Page:
════════════════════
58
Again, a build file would select the number appropriate for a particular product.
Selection of versions of elements that have the same interface but different behavioral or quality
attribute characteristics. Selection can occur at compile or build time or, in some cases, even
runtime. Two selection mechanisms are static libraries, which contain external functions linked to
after compilation time, and dynamic link libraries, which have the flexibility of static libraries but defer
the decision until runtime based on context and execution conditions. By changing the libraries, we
can change the implementation of functions whose names and signatures are known.
These mechanisms produce wholesale changes at the architectural level. Other mechanisms can be
introduced that change aspects of a particular element. Changing the source code falls into this category.
More sophisticated techniques include the following:
In object-oriented systems, specializing or generalizing particular classes can achieve variation.
Classes can be written to admit a variety of specializations that can be written for various products
as necessary.
Building extension points into the element's implementation. This is a place where additional
behavior or functionality can be safely added.
Variation can be accomplished by introducing build-time parameters to an element, a subsystem, or
a collection of subsystems, whereby a product is configured by setting a collection of values.
Reflection is the ability of a program to manipulate data on itself or its execution environment or
state. Reflective programs can adjust their behavior based on their context.
Overloading is a means of re-using a named functionality to operate on different types. Overloading
promotes code re-use, but at the cost of understandability and code complexity.
════════════════════
Supplied data:

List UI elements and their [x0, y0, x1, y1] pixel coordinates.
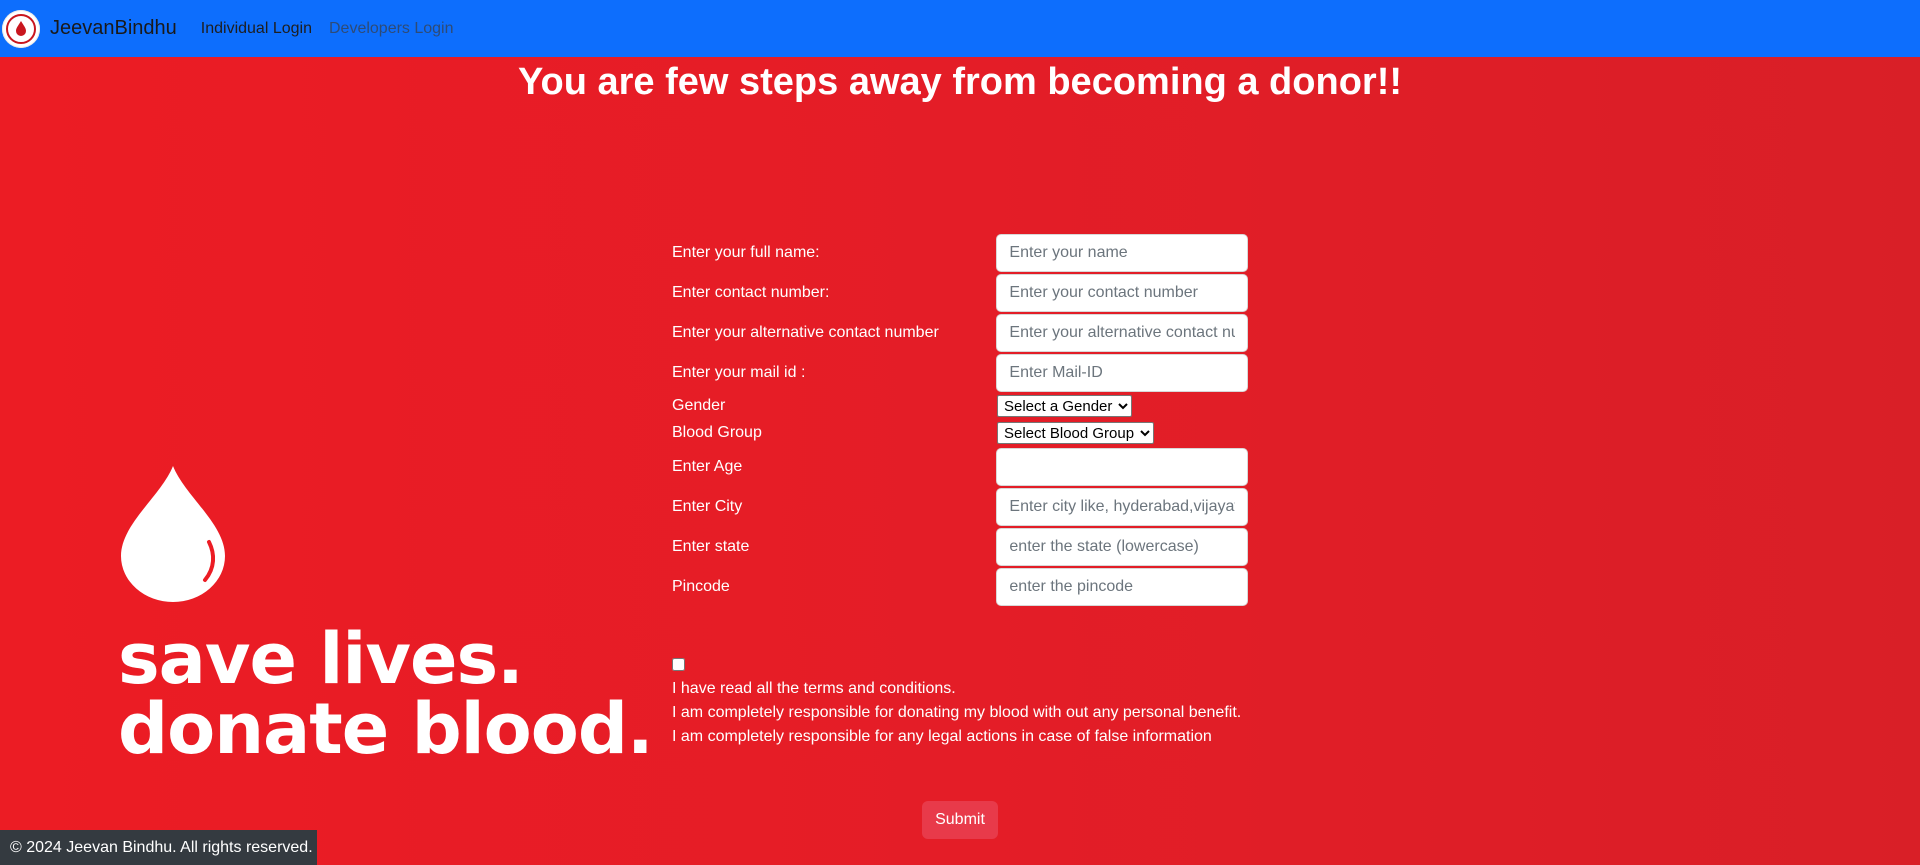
page-title: You are few steps away from becoming a d… [517, 61, 1403, 103]
submit-button[interactable]: Submit [922, 801, 998, 839]
city-input[interactable] [996, 488, 1248, 526]
contact-input[interactable] [996, 274, 1248, 312]
terms-line-1: I have read all the terms and conditions… [672, 680, 956, 697]
contact-label: Enter contact number: [672, 284, 830, 301]
gender-select[interactable]: Select a Gender [997, 395, 1132, 417]
name-label: Enter your full name: [672, 244, 820, 261]
terms-checkbox[interactable] [672, 658, 685, 671]
form-row-blood-group: Blood Group Select Blood Group [672, 422, 1248, 444]
footer: © 2024 Jeevan Bindhu. All rights reserve… [0, 830, 317, 865]
alt-contact-input[interactable] [996, 314, 1248, 352]
mail-input[interactable] [996, 354, 1248, 392]
form-row-contact: Enter contact number: [672, 274, 1248, 312]
navbar: JeevanBindhu Individual Login Developers… [0, 0, 1920, 57]
age-label: Enter Age [672, 458, 743, 475]
form-row-age: Enter Age [672, 448, 1248, 486]
nav-link-developers-login[interactable]: Developers Login [329, 20, 454, 38]
form-row-pincode: Pincode [672, 568, 1248, 606]
alt-contact-label: Enter your alternative contact number [672, 324, 939, 341]
form-row-city: Enter City [672, 488, 1248, 526]
terms-line-3: I am completely responsible for any lega… [672, 728, 1212, 745]
slogan-line-2: donate blood. [118, 688, 654, 770]
form-row-name: Enter your full name: [672, 234, 1248, 272]
form-row-state: Enter state [672, 528, 1248, 566]
brand-name[interactable]: JeevanBindhu [50, 17, 177, 40]
logo-drop-icon [16, 20, 26, 36]
blood-drop-icon [117, 462, 229, 607]
nav-link-individual-login[interactable]: Individual Login [201, 20, 312, 38]
city-label: Enter City [672, 498, 743, 515]
form-row-mail: Enter your mail id : [672, 354, 1248, 392]
blood-group-select[interactable]: Select Blood Group [997, 422, 1154, 444]
form-row-alt-contact: Enter your alternative contact number [672, 314, 1248, 352]
blood-group-label: Blood Group [672, 424, 762, 441]
form-row-gender: Gender Select a Gender [672, 395, 1248, 417]
gender-label: Gender [672, 397, 726, 414]
name-input[interactable] [996, 234, 1248, 272]
terms-line-2: I am completely responsible for donating… [672, 704, 1242, 721]
mail-label: Enter your mail id : [672, 364, 806, 381]
pincode-input[interactable] [996, 568, 1248, 606]
slogan-line-1: save lives. [118, 618, 524, 700]
slogan-graphic: save lives. donate blood. [118, 618, 654, 770]
terms-section: I have read all the terms and conditions… [672, 658, 1241, 749]
age-input[interactable] [996, 448, 1248, 486]
state-input[interactable] [996, 528, 1248, 566]
pincode-label: Pincode [672, 578, 730, 595]
logo-icon[interactable] [2, 9, 40, 48]
state-label: Enter state [672, 538, 750, 555]
logo-ring [6, 13, 36, 44]
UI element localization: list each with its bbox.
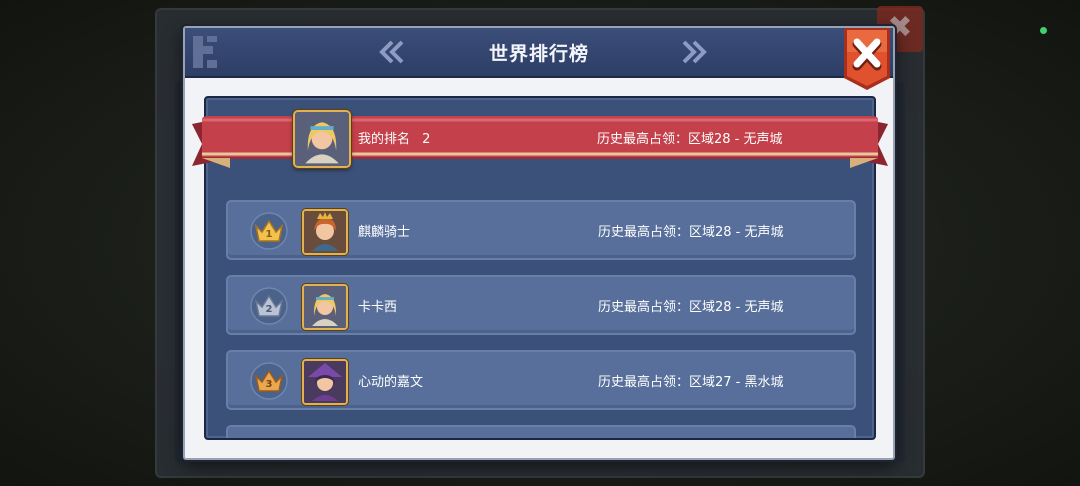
- my-rank-label: 我的排名 2: [358, 128, 430, 147]
- player-name: 卡卡西: [358, 300, 398, 315]
- game-screen: ✖ 世界排行榜 1 麒麟骑士 历史最高占领：区域28 - 无声城 2 卡卡西 历…: [0, 0, 1080, 486]
- my-avatar[interactable]: [293, 110, 351, 168]
- status-indicator: [1040, 27, 1047, 34]
- my-rank-value: 2: [422, 132, 431, 147]
- my-rank-label-text: 我的排名: [358, 132, 411, 147]
- leaderboard-row-2[interactable]: 2 卡卡西 历史最高占领：区域28 - 无声城: [226, 275, 856, 335]
- dialog-titlebar: 世界排行榜: [185, 28, 893, 78]
- avatar-portrait-2: [304, 286, 346, 328]
- history-occupation: 历史最高占领：区域28 - 无声城: [598, 300, 784, 315]
- avatar[interactable]: [302, 359, 348, 405]
- svg-text:3: 3: [266, 379, 273, 390]
- player-name: 心动的嘉文: [358, 375, 424, 390]
- avatar[interactable]: [302, 284, 348, 330]
- crown-silver-icon: 2: [250, 287, 288, 325]
- close-button[interactable]: [842, 26, 892, 92]
- leaderboard-row-3[interactable]: 3 心动的嘉文 历史最高占领：区域27 - 黑水城: [226, 350, 856, 410]
- crown-bronze-icon: 3: [250, 362, 288, 400]
- avatar-portrait-3: [304, 361, 346, 403]
- avatar[interactable]: [302, 209, 348, 255]
- avatar-portrait-1: [304, 211, 346, 253]
- dialog-title: 世界排行榜: [488, 43, 589, 65]
- player-name: 麒麟骑士: [358, 225, 411, 240]
- next-page-button[interactable]: [680, 40, 708, 64]
- my-avatar-portrait: [295, 112, 349, 166]
- history-occupation: 历史最高占领：区域28 - 无声城: [598, 225, 784, 240]
- svg-text:1: 1: [266, 229, 273, 240]
- leaderboard-row-partial[interactable]: [226, 425, 856, 438]
- history-occupation: 历史最高占领：区域27 - 黑水城: [598, 375, 784, 390]
- crown-gold-icon: 1: [250, 212, 288, 250]
- leaderboard-row-1[interactable]: 1 麒麟骑士 历史最高占领：区域28 - 无声城: [226, 200, 856, 260]
- my-history-occupation: 历史最高占领：区域28 - 无声城: [597, 132, 783, 147]
- svg-text:2: 2: [266, 304, 273, 315]
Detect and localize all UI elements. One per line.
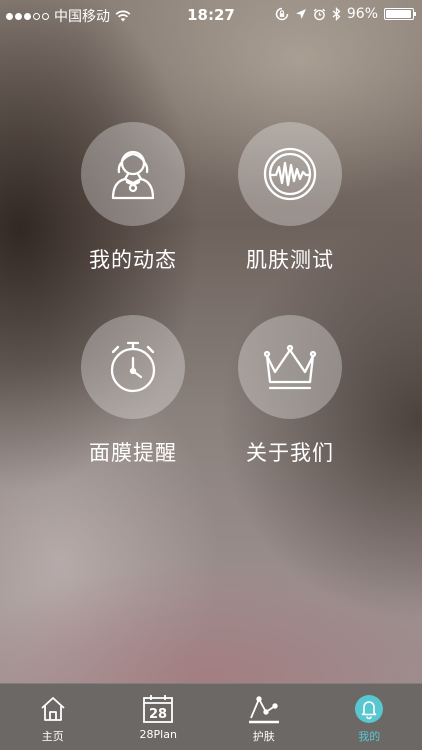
battery-percent: 96% <box>346 6 378 22</box>
tab-icon-wrap: 28 <box>142 692 174 726</box>
user-profile-icon <box>111 150 155 200</box>
battery-fill <box>386 10 411 18</box>
menu-circle[interactable] <box>238 315 342 419</box>
location-arrow-icon <box>295 9 306 19</box>
tab-icon-wrap <box>39 692 67 726</box>
notification-bell-icon <box>355 695 384 723</box>
crown-icon <box>263 344 317 390</box>
tab-home[interactable]: 主页 <box>0 684 106 750</box>
alarm-icon <box>313 8 326 20</box>
tab-label: 我的 <box>358 730 381 743</box>
menu-circle[interactable] <box>238 122 342 226</box>
status-right: 96% <box>275 6 416 22</box>
menu-item-skin-test[interactable]: 肌肤测试 <box>210 122 370 274</box>
tab-bar: 主页 28 28Plan 护肤 我的 <box>0 683 422 750</box>
battery-icon <box>384 8 416 20</box>
menu-label: 我的动态 <box>89 248 177 272</box>
menu-circle[interactable] <box>81 315 185 419</box>
home-icon <box>41 697 65 721</box>
status-bar: 中国移动 18:27 96% <box>0 0 422 30</box>
menu-label: 面膜提醒 <box>89 441 177 465</box>
menu-label: 肌肤测试 <box>246 248 334 272</box>
chart-line-icon <box>248 696 279 724</box>
tab-label: 护肤 <box>252 730 275 743</box>
tab-label: 28Plan <box>139 728 177 741</box>
calendar-day-number: 28 <box>149 707 167 722</box>
calendar-icon: 28 <box>143 695 174 723</box>
bluetooth-icon <box>332 7 341 21</box>
tab-skincare[interactable]: 护肤 <box>211 684 317 750</box>
rotation-lock-icon <box>275 7 289 21</box>
menu-item-mask-reminder[interactable]: 面膜提醒 <box>53 315 213 467</box>
menu-label: 关于我们 <box>246 441 334 465</box>
alarm-clock-icon <box>110 341 156 393</box>
tab-28plan[interactable]: 28 28Plan <box>106 684 212 750</box>
tab-icon-wrap <box>248 692 280 726</box>
tab-mine[interactable]: 我的 <box>317 684 422 750</box>
tab-icon-wrap <box>354 692 384 726</box>
menu-circle[interactable] <box>81 122 185 226</box>
tab-label: 主页 <box>41 730 64 743</box>
menu-item-about-us[interactable]: 关于我们 <box>210 315 370 467</box>
menu-item-my-activity[interactable]: 我的动态 <box>53 122 213 274</box>
waveform-icon <box>263 147 317 201</box>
════════════════════
To do:
- A) Echo the passage on variation mechanisms, from "More sophisticated techniques" up to and including "can achieve variation.".
- B) Summarize the passage on variation mechanisms in two sentences.

Replies:
- A)
More sophisticated techniques include the following:
In object-oriented systems, specializing or generalizing particular classes can achieve variation.

- B) Variation can be achieved by selecting versions of elements that share an interface but differ in behavioral or quality attribute characteristics, for example through static libraries or dynamic link libraries that defer the decision until runtime. Beyond these architecture-level mechanisms, a particular element can be varied by changing its source code or through techniques such as specializing or generalizing classes, building in extension points, introducing build-time parameters, reflection, and overloading.